__Stated problem__: Transcribe all of the records word for word, but omit the pictures.

__Record extracts__:

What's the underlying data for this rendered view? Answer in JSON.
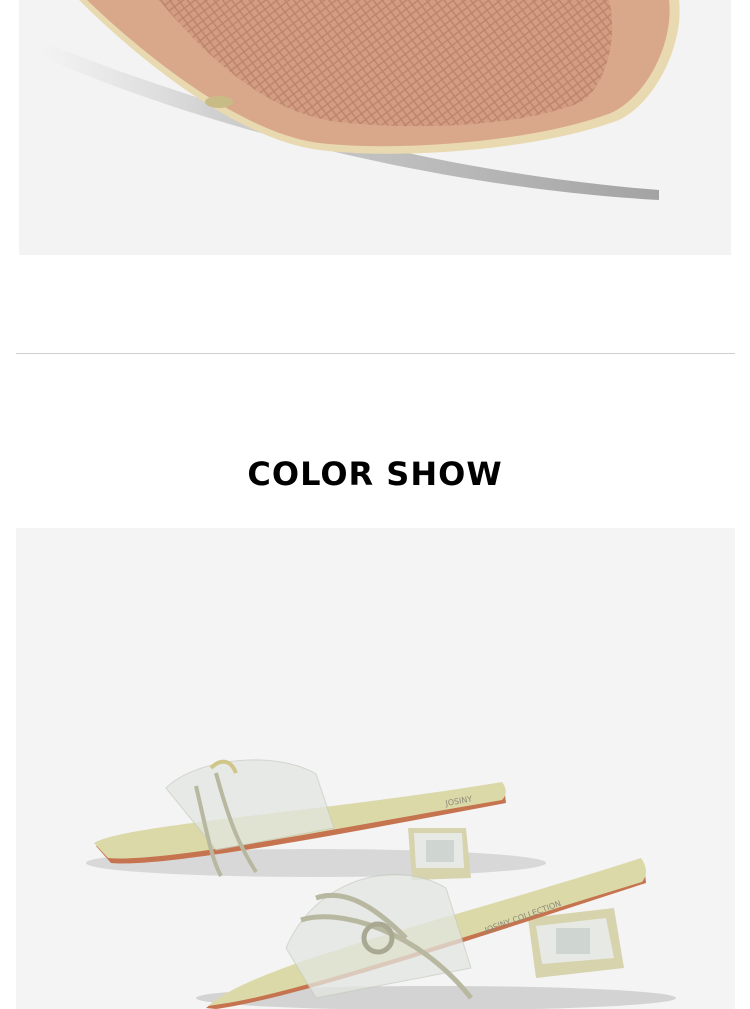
{
  "section": {
    "title": "COLOR SHOW"
  },
  "images": {
    "sole": {
      "subject": "sandal-sole-closeup"
    },
    "product": {
      "subject": "clear-strap-rhinestone-sandals",
      "brand_print": "JOSINY COLLECTION"
    }
  },
  "colors": {
    "background": "#ffffff",
    "photo_background": "#f4f4f4",
    "sole_tan": "#d9a78a",
    "footbed_cream": "#dcd9a8",
    "divider": "#cfcfcf"
  }
}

__Correct response__:
What's the underlying data for this rendered view? Answer in JSON.
{
  "section": {
    "title": "COLOR SHOW"
  },
  "images": {
    "sole": {
      "subject": "sandal-sole-closeup"
    },
    "product": {
      "subject": "clear-strap-rhinestone-sandals",
      "brand_print": "JOSINY COLLECTION"
    }
  },
  "colors": {
    "background": "#ffffff",
    "photo_background": "#f4f4f4",
    "sole_tan": "#d9a78a",
    "footbed_cream": "#dcd9a8",
    "divider": "#cfcfcf"
  }
}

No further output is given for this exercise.